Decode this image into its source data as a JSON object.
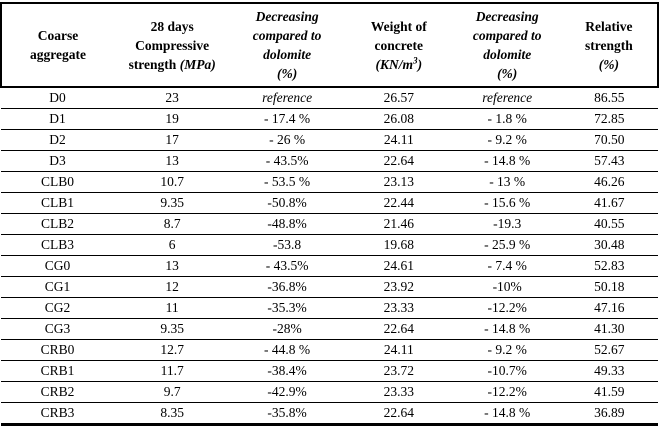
{
  "table": {
    "reference_label": "reference",
    "colors": {
      "border": "#000000",
      "text": "#000000",
      "background": "#ffffff"
    },
    "headers": [
      {
        "id": "coarse-aggregate",
        "label": "Coarse aggregate",
        "lines": [
          [
            {
              "t": "Coarse"
            }
          ],
          [
            {
              "t": "aggregate"
            }
          ]
        ]
      },
      {
        "id": "compressive-strength",
        "label": "28 days Compressive strength (MPa)",
        "lines": [
          [
            {
              "t": "28 days"
            }
          ],
          [
            {
              "t": "Compressive"
            }
          ],
          [
            {
              "t": "strength "
            },
            {
              "t": "(MPa)",
              "i": true
            }
          ]
        ]
      },
      {
        "id": "decreasing-vs-dolomite-strength",
        "label": "Decreasing compared to dolomite (%)",
        "lines": [
          [
            {
              "t": "Decreasing",
              "i": true
            }
          ],
          [
            {
              "t": "compared to",
              "i": true
            }
          ],
          [
            {
              "t": "dolomite",
              "i": true
            }
          ],
          [
            {
              "t": "(%)",
              "i": true
            }
          ]
        ]
      },
      {
        "id": "weight-of-concrete",
        "label": "Weight of concrete (KN/m3)",
        "lines": [
          [
            {
              "t": "Weight of"
            }
          ],
          [
            {
              "t": "concrete"
            }
          ],
          [
            {
              "t": "(KN/m",
              "i": true
            },
            {
              "t": "3",
              "i": true,
              "sup": true
            },
            {
              "t": ")",
              "i": true
            }
          ]
        ]
      },
      {
        "id": "decreasing-vs-dolomite-weight",
        "label": "Decreasing compared to dolomite (%)",
        "lines": [
          [
            {
              "t": "Decreasing",
              "i": true
            }
          ],
          [
            {
              "t": "compared to",
              "i": true
            }
          ],
          [
            {
              "t": "dolomite",
              "i": true
            }
          ],
          [
            {
              "t": "(%)",
              "i": true
            }
          ]
        ]
      },
      {
        "id": "relative-strength",
        "label": "Relative strength (%)",
        "lines": [
          [
            {
              "t": "Relative"
            }
          ],
          [
            {
              "t": "strength"
            }
          ],
          [
            {
              "t": "(%)",
              "i": true
            }
          ]
        ]
      }
    ],
    "rows": [
      [
        "D0",
        "23",
        "reference",
        "26.57",
        "reference",
        "86.55"
      ],
      [
        "D1",
        "19",
        "- 17.4 %",
        "26.08",
        "- 1.8 %",
        "72.85"
      ],
      [
        "D2",
        "17",
        "- 26 %",
        "24.11",
        "- 9.2 %",
        "70.50"
      ],
      [
        "D3",
        "13",
        "- 43.5%",
        "22.64",
        "- 14.8 %",
        "57.43"
      ],
      [
        "CLB0",
        "10.7",
        "- 53.5 %",
        "23.13",
        "- 13 %",
        "46.26"
      ],
      [
        "CLB1",
        "9.35",
        "-50.8%",
        "22.44",
        "- 15.6 %",
        "41.67"
      ],
      [
        "CLB2",
        "8.7",
        "-48.8%",
        "21.46",
        "-19.3",
        "40.55"
      ],
      [
        "CLB3",
        "6",
        "-53.8",
        "19.68",
        "- 25.9 %",
        "30.48"
      ],
      [
        "CG0",
        "13",
        "- 43.5%",
        "24.61",
        "- 7.4 %",
        "52.83"
      ],
      [
        "CG1",
        "12",
        "-36.8%",
        "23.92",
        "-10%",
        "50.18"
      ],
      [
        "CG2",
        "11",
        "-35.3%",
        "23.33",
        "-12.2%",
        "47.16"
      ],
      [
        "CG3",
        "9.35",
        "-28%",
        "22.64",
        "- 14.8 %",
        "41.30"
      ],
      [
        "CRB0",
        "12.7",
        "- 44.8 %",
        "24.11",
        "- 9.2 %",
        "52.67"
      ],
      [
        "CRB1",
        "11.7",
        "-38.4%",
        "23.72",
        "-10.7%",
        "49.33"
      ],
      [
        "CRB2",
        "9.7",
        "-42.9%",
        "23.33",
        "-12.2%",
        "41.59"
      ],
      [
        "CRB3",
        "8.35",
        "-35.8%",
        "22.64",
        "- 14.8 %",
        "36.89"
      ]
    ]
  }
}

== Work to do ==
Lines containing "days" are to be counted. State the total and add nothing.

== Correct output ==
2